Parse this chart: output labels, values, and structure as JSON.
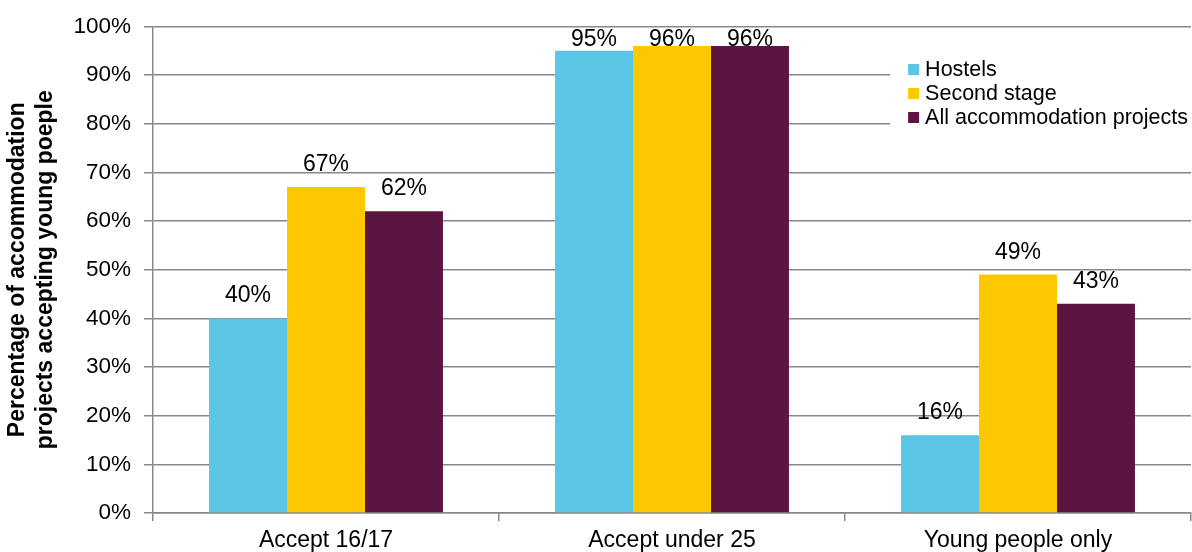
{
  "chart_data": {
    "type": "bar",
    "categories": [
      "Accept 16/17",
      "Accept under 25",
      "Young people only"
    ],
    "series": [
      {
        "name": "Hostels",
        "color": "#5bc5e6",
        "values": [
          40,
          95,
          16
        ],
        "value_labels": [
          "40%",
          "95%",
          "16%"
        ]
      },
      {
        "name": "Second stage",
        "color": "#fdc800",
        "values": [
          67,
          96,
          49
        ],
        "value_labels": [
          "67%",
          "96%",
          "49%"
        ]
      },
      {
        "name": "All accommodation projects",
        "color": "#5c1440",
        "values": [
          62,
          96,
          43
        ],
        "value_labels": [
          "62%",
          "96%",
          "43%"
        ]
      }
    ],
    "ylabel": "Percentage of accommodation projects accepting young poeple",
    "ylim": [
      0,
      100
    ],
    "yticks": [
      {
        "value": 0,
        "label": "0%"
      },
      {
        "value": 10,
        "label": "10%"
      },
      {
        "value": 20,
        "label": "20%"
      },
      {
        "value": 30,
        "label": "30%"
      },
      {
        "value": 40,
        "label": "40%"
      },
      {
        "value": 50,
        "label": "50%"
      },
      {
        "value": 60,
        "label": "60%"
      },
      {
        "value": 70,
        "label": "70%"
      },
      {
        "value": 80,
        "label": "80%"
      },
      {
        "value": 90,
        "label": "90%"
      },
      {
        "value": 100,
        "label": "100%"
      }
    ],
    "grid": "y",
    "legend": "top right"
  }
}
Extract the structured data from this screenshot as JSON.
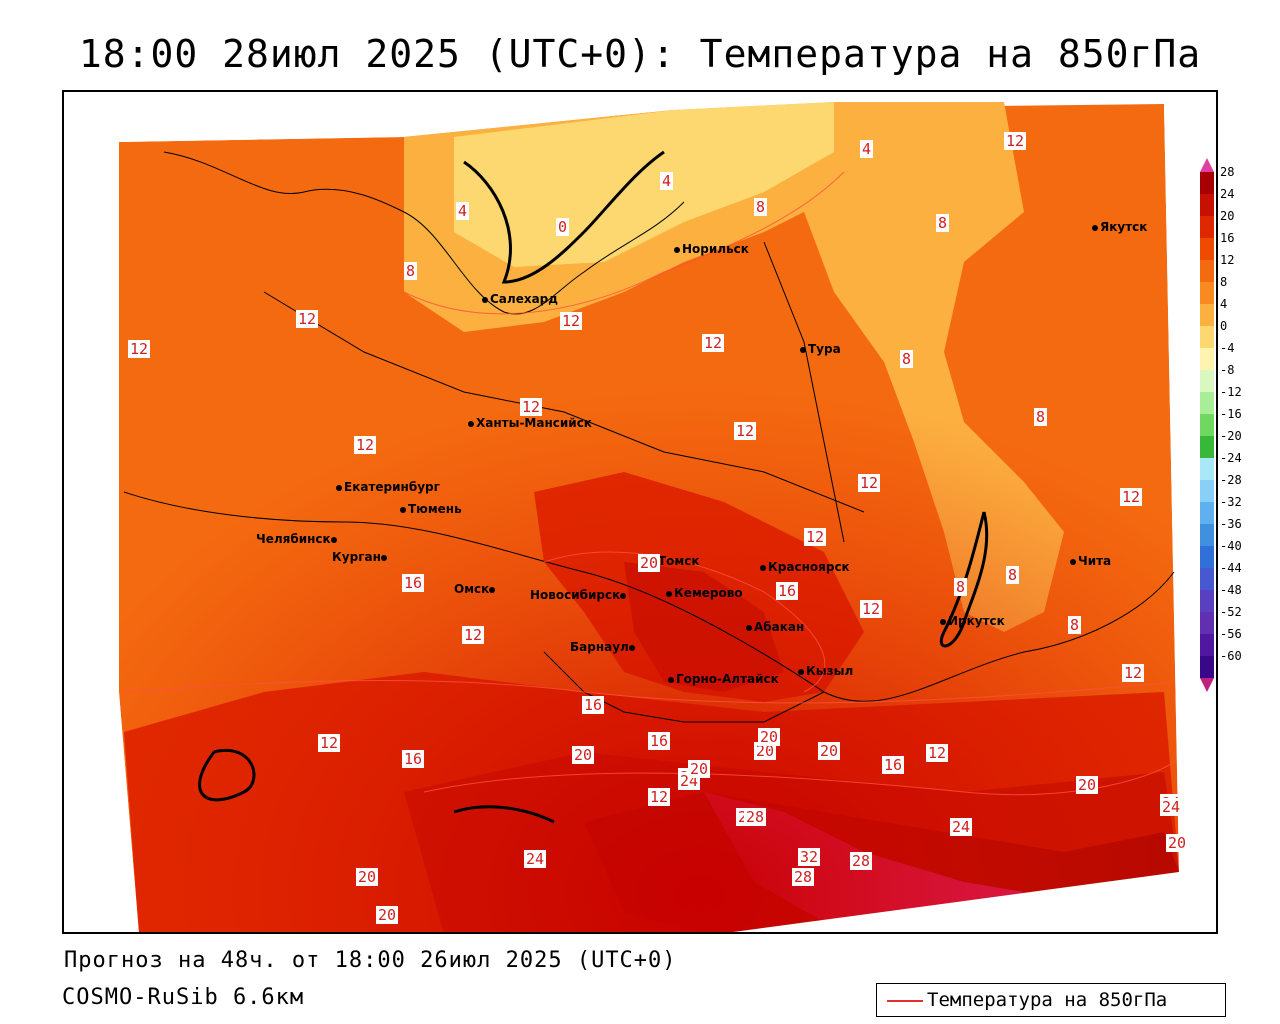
{
  "title": "18:00 28июл 2025 (UTC+0): Температура на 850гПа",
  "footer": {
    "forecast": "Прогноз на 48ч. от 18:00 26июл 2025 (UTC+0)",
    "model": "COSMO-RuSib 6.6км"
  },
  "legend": {
    "label": "Температура на 850гПа",
    "line_color": "#e03030"
  },
  "colorbar": {
    "labels": [
      "28",
      "24",
      "20",
      "16",
      "12",
      "8",
      "4",
      "0",
      "-4",
      "-8",
      "-12",
      "-16",
      "-20",
      "-24",
      "-28",
      "-32",
      "-36",
      "-40",
      "-44",
      "-48",
      "-52",
      "-56",
      "-60"
    ],
    "colors": [
      "#a80000",
      "#c81000",
      "#e02800",
      "#ee4a00",
      "#f46a10",
      "#f88a20",
      "#fcb040",
      "#fdd870",
      "#fff3b0",
      "#d8f8c0",
      "#a8ee98",
      "#70d860",
      "#38b838",
      "#a8e8f8",
      "#88d0f8",
      "#60b0f0",
      "#4090e0",
      "#3070d8",
      "#4858d0",
      "#5840c0",
      "#6030b0",
      "#5018a0",
      "#380888"
    ],
    "top_color": "#e040a0",
    "bottom_color": "#c02080"
  },
  "cities": [
    {
      "name": "Салехард"
    },
    {
      "name": "Норильск"
    },
    {
      "name": "Якутск"
    },
    {
      "name": "Тура"
    },
    {
      "name": "Ханты-Мансийск"
    },
    {
      "name": "Екатеринбург"
    },
    {
      "name": "Тюмень"
    },
    {
      "name": "Челябинск"
    },
    {
      "name": "Курган"
    },
    {
      "name": "Омск"
    },
    {
      "name": "Новосибирск"
    },
    {
      "name": "Томск"
    },
    {
      "name": "Кемерово"
    },
    {
      "name": "Красноярск"
    },
    {
      "name": "Абакан"
    },
    {
      "name": "Барнаул"
    },
    {
      "name": "Горно-Алтайск"
    },
    {
      "name": "Кызыл"
    },
    {
      "name": "Иркутск"
    },
    {
      "name": "Чита"
    }
  ],
  "contour_labels": [
    "12",
    "4",
    "4",
    "4",
    "0",
    "8",
    "8",
    "8",
    "12",
    "12",
    "12",
    "12",
    "12",
    "12",
    "12",
    "12",
    "8",
    "8",
    "20",
    "12",
    "16",
    "12",
    "12",
    "12",
    "16",
    "16",
    "20",
    "24",
    "20",
    "20",
    "12",
    "16",
    "12",
    "16",
    "20",
    "24",
    "28",
    "32",
    "28",
    "28",
    "24",
    "24",
    "20",
    "20",
    "20",
    "20",
    "24",
    "28",
    "24",
    "20",
    "16",
    "12",
    "8",
    "8",
    "8",
    "12"
  ]
}
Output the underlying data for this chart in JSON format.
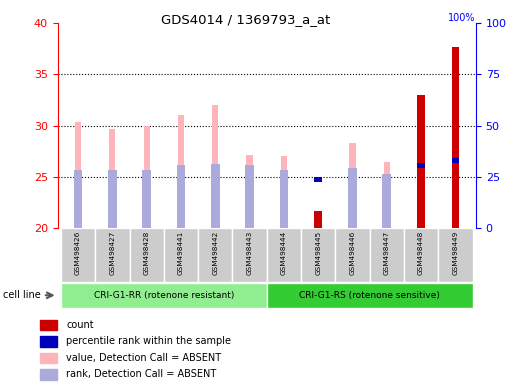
{
  "title": "GDS4014 / 1369793_a_at",
  "samples": [
    "GSM498426",
    "GSM498427",
    "GSM498428",
    "GSM498441",
    "GSM498442",
    "GSM498443",
    "GSM498444",
    "GSM498445",
    "GSM498446",
    "GSM498447",
    "GSM498448",
    "GSM498449"
  ],
  "group1_count": 6,
  "group2_count": 6,
  "group1_label": "CRI-G1-RR (rotenone resistant)",
  "group2_label": "CRI-G1-RS (rotenone sensitive)",
  "cell_line_label": "cell line",
  "values_pink": [
    30.4,
    29.7,
    30.0,
    31.0,
    32.0,
    27.2,
    27.1,
    null,
    28.3,
    26.5,
    null,
    null
  ],
  "rank_blue_light": [
    25.7,
    25.7,
    25.7,
    26.2,
    26.3,
    26.2,
    25.7,
    null,
    25.9,
    25.3,
    26.1,
    null
  ],
  "count_red": [
    null,
    null,
    null,
    null,
    null,
    null,
    null,
    21.7,
    null,
    null,
    33.0,
    37.7
  ],
  "rank_blue_dark": [
    null,
    null,
    null,
    null,
    null,
    null,
    null,
    24.8,
    null,
    null,
    26.1,
    26.6
  ],
  "y_min": 20,
  "y_max": 40,
  "y_ticks": [
    20,
    25,
    30,
    35,
    40
  ],
  "y2_ticks": [
    0,
    25,
    50,
    75,
    100
  ],
  "color_pink": "#FFB3BA",
  "color_light_blue": "#AAAADD",
  "color_red": "#CC0000",
  "color_blue": "#0000BB",
  "color_group1_bg": "#90EE90",
  "color_group2_bg": "#33CC33",
  "color_sample_bg": "#CCCCCC",
  "legend_items": [
    "count",
    "percentile rank within the sample",
    "value, Detection Call = ABSENT",
    "rank, Detection Call = ABSENT"
  ],
  "legend_colors": [
    "#CC0000",
    "#0000BB",
    "#FFB3BA",
    "#AAAADD"
  ]
}
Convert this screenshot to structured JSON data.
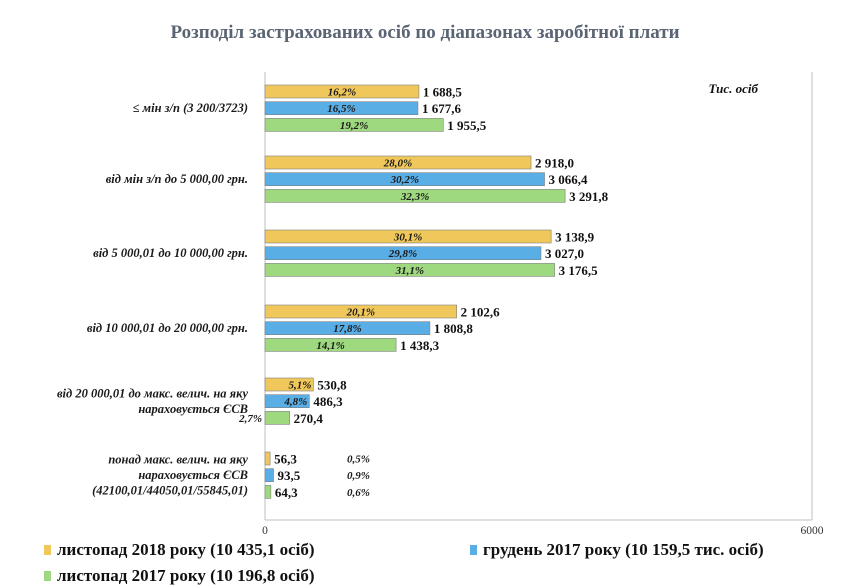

_ _ _ _ _

→ **THE PROBLEM**
The listing above must be printed again exactly, minus its pictures.

→ **PROBLEM SOLUTION**
Parse this chart: output labels, values, and structure as JSON.
{
  "chart_data": {
    "type": "bar",
    "categories": [
      "Accept 16/17",
      "Accept under 25",
      "Young people only"
    ],
    "series": [
      {
        "name": "Hostels",
        "color": "#5bc5e6",
        "values": [
          40,
          95,
          16
        ],
        "value_labels": [
          "40%",
          "95%",
          "16%"
        ]
      },
      {
        "name": "Second stage",
        "color": "#fdc800",
        "values": [
          67,
          96,
          49
        ],
        "value_labels": [
          "67%",
          "96%",
          "49%"
        ]
      },
      {
        "name": "All accommodation projects",
        "color": "#5c1440",
        "values": [
          62,
          96,
          43
        ],
        "value_labels": [
          "62%",
          "96%",
          "43%"
        ]
      }
    ],
    "ylabel": "Percentage of accommodation projects accepting young poeple",
    "ylim": [
      0,
      100
    ],
    "yticks": [
      {
        "value": 0,
        "label": "0%"
      },
      {
        "value": 10,
        "label": "10%"
      },
      {
        "value": 20,
        "label": "20%"
      },
      {
        "value": 30,
        "label": "30%"
      },
      {
        "value": 40,
        "label": "40%"
      },
      {
        "value": 50,
        "label": "50%"
      },
      {
        "value": 60,
        "label": "60%"
      },
      {
        "value": 70,
        "label": "70%"
      },
      {
        "value": 80,
        "label": "80%"
      },
      {
        "value": 90,
        "label": "90%"
      },
      {
        "value": 100,
        "label": "100%"
      }
    ],
    "grid": "y",
    "legend": "top right"
  }
}
Extract the structured data from this screenshot as JSON.
{
  "title": "18:00 28июл 2025 (UTC+0): Температура на 850гПа",
  "footer": {
    "forecast": "Прогноз на 48ч. от 18:00 26июл 2025 (UTC+0)",
    "model": "COSMO-RuSib 6.6км"
  },
  "legend": {
    "label": "Температура на 850гПа",
    "line_color": "#e03030"
  },
  "colorbar": {
    "labels": [
      "28",
      "24",
      "20",
      "16",
      "12",
      "8",
      "4",
      "0",
      "-4",
      "-8",
      "-12",
      "-16",
      "-20",
      "-24",
      "-28",
      "-32",
      "-36",
      "-40",
      "-44",
      "-48",
      "-52",
      "-56",
      "-60"
    ],
    "colors": [
      "#a80000",
      "#c81000",
      "#e02800",
      "#ee4a00",
      "#f46a10",
      "#f88a20",
      "#fcb040",
      "#fdd870",
      "#fff3b0",
      "#d8f8c0",
      "#a8ee98",
      "#70d860",
      "#38b838",
      "#a8e8f8",
      "#88d0f8",
      "#60b0f0",
      "#4090e0",
      "#3070d8",
      "#4858d0",
      "#5840c0",
      "#6030b0",
      "#5018a0",
      "#380888"
    ],
    "top_color": "#e040a0",
    "bottom_color": "#c02080"
  },
  "cities": [
    {
      "name": "Салехард"
    },
    {
      "name": "Норильск"
    },
    {
      "name": "Якутск"
    },
    {
      "name": "Тура"
    },
    {
      "name": "Ханты-Мансийск"
    },
    {
      "name": "Екатеринбург"
    },
    {
      "name": "Тюмень"
    },
    {
      "name": "Челябинск"
    },
    {
      "name": "Курган"
    },
    {
      "name": "Омск"
    },
    {
      "name": "Новосибирск"
    },
    {
      "name": "Томск"
    },
    {
      "name": "Кемерово"
    },
    {
      "name": "Красноярск"
    },
    {
      "name": "Абакан"
    },
    {
      "name": "Барнаул"
    },
    {
      "name": "Горно-Алтайск"
    },
    {
      "name": "Кызыл"
    },
    {
      "name": "Иркутск"
    },
    {
      "name": "Чита"
    }
  ],
  "contour_labels": [
    "12",
    "4",
    "4",
    "4",
    "0",
    "8",
    "8",
    "8",
    "12",
    "12",
    "12",
    "12",
    "12",
    "12",
    "12",
    "12",
    "8",
    "8",
    "20",
    "12",
    "16",
    "12",
    "12",
    "12",
    "16",
    "16",
    "20",
    "24",
    "20",
    "20",
    "12",
    "16",
    "12",
    "16",
    "20",
    "24",
    "28",
    "32",
    "28",
    "28",
    "24",
    "24",
    "20",
    "20",
    "20",
    "20",
    "24",
    "28",
    "24",
    "20",
    "16",
    "12",
    "8",
    "8",
    "8",
    "12"
  ]
}
Output the underlying data for this chart in JSON format.
{
  "title": "GDS4014 / 1369793_a_at",
  "samples": [
    "GSM498426",
    "GSM498427",
    "GSM498428",
    "GSM498441",
    "GSM498442",
    "GSM498443",
    "GSM498444",
    "GSM498445",
    "GSM498446",
    "GSM498447",
    "GSM498448",
    "GSM498449"
  ],
  "group1_count": 6,
  "group2_count": 6,
  "group1_label": "CRI-G1-RR (rotenone resistant)",
  "group2_label": "CRI-G1-RS (rotenone sensitive)",
  "cell_line_label": "cell line",
  "values_pink": [
    30.4,
    29.7,
    30.0,
    31.0,
    32.0,
    27.2,
    27.1,
    null,
    28.3,
    26.5,
    null,
    null
  ],
  "rank_blue_light": [
    25.7,
    25.7,
    25.7,
    26.2,
    26.3,
    26.2,
    25.7,
    null,
    25.9,
    25.3,
    26.1,
    null
  ],
  "count_red": [
    null,
    null,
    null,
    null,
    null,
    null,
    null,
    21.7,
    null,
    null,
    33.0,
    37.7
  ],
  "rank_blue_dark": [
    null,
    null,
    null,
    null,
    null,
    null,
    null,
    24.8,
    null,
    null,
    26.1,
    26.6
  ],
  "y_min": 20,
  "y_max": 40,
  "y_ticks": [
    20,
    25,
    30,
    35,
    40
  ],
  "y2_ticks": [
    0,
    25,
    50,
    75,
    100
  ],
  "color_pink": "#FFB3BA",
  "color_light_blue": "#AAAADD",
  "color_red": "#CC0000",
  "color_blue": "#0000BB",
  "color_group1_bg": "#90EE90",
  "color_group2_bg": "#33CC33",
  "color_sample_bg": "#CCCCCC",
  "legend_items": [
    "count",
    "percentile rank within the sample",
    "value, Detection Call = ABSENT",
    "rank, Detection Call = ABSENT"
  ],
  "legend_colors": [
    "#CC0000",
    "#0000BB",
    "#FFB3BA",
    "#AAAADD"
  ]
}
Convert this screenshot to structured JSON data.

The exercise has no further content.